BEGIN DATA SHOWN
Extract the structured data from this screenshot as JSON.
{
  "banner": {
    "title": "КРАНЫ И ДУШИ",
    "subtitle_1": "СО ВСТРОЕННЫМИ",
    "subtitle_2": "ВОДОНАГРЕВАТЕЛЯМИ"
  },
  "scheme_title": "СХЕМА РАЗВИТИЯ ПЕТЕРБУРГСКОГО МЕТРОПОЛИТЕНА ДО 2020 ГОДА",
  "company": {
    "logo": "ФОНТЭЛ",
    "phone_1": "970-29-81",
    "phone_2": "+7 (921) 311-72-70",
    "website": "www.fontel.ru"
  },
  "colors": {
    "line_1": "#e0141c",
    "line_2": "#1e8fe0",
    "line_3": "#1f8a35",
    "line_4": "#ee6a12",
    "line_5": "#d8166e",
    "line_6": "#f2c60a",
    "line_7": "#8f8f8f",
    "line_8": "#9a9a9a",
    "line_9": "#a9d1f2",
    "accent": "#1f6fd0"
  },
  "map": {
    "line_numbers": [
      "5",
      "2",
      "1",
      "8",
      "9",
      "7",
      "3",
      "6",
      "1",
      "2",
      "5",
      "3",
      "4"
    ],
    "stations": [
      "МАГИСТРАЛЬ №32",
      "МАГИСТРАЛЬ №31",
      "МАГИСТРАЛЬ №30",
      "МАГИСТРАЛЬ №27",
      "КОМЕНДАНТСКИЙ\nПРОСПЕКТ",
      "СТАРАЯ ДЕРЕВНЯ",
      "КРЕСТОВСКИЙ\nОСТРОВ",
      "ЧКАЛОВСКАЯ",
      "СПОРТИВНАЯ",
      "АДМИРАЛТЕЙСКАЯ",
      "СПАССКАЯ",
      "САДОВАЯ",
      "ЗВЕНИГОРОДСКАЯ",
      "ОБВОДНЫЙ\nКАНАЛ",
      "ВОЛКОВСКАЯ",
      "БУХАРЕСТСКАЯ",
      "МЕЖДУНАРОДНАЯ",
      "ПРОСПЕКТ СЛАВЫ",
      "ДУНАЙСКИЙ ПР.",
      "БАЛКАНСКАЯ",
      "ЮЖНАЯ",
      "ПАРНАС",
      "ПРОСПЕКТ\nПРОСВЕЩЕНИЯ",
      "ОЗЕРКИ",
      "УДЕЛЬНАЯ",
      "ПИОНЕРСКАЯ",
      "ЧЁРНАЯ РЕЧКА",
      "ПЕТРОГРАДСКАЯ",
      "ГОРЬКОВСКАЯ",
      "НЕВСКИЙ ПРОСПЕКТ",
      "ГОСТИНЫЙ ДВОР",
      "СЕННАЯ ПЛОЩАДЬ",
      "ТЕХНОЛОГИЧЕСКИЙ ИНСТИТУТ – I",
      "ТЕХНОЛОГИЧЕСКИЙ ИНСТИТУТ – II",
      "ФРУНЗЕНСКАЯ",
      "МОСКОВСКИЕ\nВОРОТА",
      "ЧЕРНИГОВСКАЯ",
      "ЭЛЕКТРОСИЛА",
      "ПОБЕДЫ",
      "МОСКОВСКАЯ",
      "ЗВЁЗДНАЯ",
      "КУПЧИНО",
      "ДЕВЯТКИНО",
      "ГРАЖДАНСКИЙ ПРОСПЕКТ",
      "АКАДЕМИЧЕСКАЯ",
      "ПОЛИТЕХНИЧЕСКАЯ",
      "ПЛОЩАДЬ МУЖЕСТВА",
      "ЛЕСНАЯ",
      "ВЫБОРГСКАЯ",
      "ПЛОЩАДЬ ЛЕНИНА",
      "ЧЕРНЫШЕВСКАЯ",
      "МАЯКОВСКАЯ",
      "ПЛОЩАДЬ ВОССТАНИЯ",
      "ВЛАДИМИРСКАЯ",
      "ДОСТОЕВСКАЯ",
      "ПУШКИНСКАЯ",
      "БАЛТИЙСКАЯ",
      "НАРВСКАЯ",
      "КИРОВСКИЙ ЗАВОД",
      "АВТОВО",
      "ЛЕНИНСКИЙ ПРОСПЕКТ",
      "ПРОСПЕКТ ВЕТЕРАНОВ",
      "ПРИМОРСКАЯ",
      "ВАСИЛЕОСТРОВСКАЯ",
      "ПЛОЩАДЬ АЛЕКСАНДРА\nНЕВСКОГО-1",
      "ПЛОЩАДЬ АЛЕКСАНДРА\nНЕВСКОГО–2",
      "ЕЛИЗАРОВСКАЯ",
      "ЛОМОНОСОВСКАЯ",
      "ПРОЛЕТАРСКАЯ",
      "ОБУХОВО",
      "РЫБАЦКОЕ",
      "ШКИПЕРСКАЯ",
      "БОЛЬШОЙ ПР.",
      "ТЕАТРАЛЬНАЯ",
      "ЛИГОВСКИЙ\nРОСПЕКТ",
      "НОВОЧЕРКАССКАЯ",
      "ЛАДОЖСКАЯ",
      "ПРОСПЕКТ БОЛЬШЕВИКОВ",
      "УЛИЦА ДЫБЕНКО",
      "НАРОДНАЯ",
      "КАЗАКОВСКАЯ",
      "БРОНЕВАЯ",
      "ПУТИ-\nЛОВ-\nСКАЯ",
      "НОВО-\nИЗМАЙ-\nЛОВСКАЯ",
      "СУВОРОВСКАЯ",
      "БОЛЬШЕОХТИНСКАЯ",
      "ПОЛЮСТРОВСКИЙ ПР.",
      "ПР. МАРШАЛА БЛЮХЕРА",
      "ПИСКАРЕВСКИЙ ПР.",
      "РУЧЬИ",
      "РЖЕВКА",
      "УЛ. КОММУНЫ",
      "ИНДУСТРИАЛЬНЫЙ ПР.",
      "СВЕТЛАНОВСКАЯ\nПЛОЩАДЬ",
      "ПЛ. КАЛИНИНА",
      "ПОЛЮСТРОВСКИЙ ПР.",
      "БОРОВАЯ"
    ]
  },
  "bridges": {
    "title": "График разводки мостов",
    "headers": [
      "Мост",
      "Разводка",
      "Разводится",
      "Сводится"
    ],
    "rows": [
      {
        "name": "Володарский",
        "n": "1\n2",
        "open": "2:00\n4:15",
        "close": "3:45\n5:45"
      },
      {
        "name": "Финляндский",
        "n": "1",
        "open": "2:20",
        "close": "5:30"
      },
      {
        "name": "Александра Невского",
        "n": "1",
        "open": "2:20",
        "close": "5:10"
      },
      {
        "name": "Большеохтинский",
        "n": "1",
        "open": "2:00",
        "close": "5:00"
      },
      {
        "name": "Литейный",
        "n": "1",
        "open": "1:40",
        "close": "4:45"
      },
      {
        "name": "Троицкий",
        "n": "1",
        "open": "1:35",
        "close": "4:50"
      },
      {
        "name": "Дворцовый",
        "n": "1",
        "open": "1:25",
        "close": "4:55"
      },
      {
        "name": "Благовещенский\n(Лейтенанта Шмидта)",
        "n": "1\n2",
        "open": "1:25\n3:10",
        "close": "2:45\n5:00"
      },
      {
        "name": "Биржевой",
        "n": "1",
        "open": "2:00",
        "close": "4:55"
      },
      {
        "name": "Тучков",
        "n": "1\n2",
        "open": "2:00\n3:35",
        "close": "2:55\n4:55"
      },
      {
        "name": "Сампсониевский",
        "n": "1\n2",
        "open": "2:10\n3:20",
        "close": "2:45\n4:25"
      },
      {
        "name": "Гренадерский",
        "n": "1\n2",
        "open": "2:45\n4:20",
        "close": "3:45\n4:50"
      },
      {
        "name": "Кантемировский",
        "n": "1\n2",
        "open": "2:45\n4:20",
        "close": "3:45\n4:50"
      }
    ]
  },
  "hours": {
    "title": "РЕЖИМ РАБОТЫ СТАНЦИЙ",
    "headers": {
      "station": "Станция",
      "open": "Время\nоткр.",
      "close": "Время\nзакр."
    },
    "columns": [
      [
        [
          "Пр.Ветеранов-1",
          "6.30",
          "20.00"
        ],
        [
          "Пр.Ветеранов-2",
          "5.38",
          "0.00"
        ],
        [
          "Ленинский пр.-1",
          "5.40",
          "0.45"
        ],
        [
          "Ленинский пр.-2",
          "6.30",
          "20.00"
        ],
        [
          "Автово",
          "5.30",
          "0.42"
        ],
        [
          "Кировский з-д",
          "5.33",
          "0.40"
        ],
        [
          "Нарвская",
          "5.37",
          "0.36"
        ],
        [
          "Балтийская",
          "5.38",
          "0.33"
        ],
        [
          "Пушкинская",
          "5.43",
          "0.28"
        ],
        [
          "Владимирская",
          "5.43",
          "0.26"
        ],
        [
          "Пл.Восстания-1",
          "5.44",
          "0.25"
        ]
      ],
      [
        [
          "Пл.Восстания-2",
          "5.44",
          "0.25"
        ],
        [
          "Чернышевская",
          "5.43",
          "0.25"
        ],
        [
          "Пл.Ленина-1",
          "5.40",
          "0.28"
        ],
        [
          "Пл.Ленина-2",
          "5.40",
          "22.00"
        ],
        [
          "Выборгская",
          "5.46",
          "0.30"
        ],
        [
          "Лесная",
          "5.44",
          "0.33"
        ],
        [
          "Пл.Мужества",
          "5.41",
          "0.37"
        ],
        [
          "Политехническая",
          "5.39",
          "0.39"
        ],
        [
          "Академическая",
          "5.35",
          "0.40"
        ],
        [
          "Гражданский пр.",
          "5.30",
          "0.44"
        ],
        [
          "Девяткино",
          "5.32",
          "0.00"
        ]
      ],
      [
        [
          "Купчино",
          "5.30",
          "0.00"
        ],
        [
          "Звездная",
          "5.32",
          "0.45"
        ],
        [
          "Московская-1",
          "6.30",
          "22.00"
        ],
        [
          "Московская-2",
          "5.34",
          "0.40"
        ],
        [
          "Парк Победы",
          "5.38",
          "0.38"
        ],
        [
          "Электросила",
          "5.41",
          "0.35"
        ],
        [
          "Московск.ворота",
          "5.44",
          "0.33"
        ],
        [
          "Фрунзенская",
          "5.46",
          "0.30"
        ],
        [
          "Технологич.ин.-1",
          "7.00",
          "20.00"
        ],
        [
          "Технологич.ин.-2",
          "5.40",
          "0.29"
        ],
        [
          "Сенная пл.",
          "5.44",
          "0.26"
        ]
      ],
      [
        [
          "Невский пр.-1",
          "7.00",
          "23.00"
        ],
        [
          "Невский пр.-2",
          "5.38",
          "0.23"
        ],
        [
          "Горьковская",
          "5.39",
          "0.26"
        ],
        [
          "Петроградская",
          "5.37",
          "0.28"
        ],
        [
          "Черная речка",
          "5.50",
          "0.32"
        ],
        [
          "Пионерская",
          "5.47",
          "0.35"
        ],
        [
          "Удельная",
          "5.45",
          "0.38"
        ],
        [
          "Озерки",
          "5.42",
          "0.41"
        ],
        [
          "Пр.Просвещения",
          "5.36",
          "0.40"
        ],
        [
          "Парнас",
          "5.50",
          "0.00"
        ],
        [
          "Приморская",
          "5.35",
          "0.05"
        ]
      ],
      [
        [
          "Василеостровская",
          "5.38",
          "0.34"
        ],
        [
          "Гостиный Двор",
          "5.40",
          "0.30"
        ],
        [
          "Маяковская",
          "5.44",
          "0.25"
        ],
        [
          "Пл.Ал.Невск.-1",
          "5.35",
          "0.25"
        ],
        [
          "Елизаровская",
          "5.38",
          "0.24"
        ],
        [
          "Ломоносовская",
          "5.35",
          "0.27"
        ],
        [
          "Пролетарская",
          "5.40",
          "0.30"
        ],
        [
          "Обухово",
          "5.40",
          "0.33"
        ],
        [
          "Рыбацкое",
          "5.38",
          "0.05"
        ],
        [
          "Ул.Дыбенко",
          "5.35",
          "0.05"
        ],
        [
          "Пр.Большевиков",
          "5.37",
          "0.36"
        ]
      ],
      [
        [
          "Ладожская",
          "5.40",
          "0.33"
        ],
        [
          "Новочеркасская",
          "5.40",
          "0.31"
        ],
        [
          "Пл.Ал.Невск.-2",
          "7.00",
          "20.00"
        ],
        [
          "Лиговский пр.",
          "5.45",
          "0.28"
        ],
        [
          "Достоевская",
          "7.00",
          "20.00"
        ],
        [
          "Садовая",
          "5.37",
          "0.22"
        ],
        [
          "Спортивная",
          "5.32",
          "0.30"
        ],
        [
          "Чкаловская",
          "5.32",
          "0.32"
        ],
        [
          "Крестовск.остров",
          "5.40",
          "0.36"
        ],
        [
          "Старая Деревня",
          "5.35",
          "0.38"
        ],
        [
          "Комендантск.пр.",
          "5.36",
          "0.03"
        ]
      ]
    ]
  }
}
END DATA SHOWN
Which lines of the data include "МАГИСТРАЛЬ"? Copy each of them.

      "МАГИСТРАЛЬ №32",
      "МАГИСТРАЛЬ №31",
      "МАГИСТРАЛЬ №30",
      "МАГИСТРАЛЬ №27",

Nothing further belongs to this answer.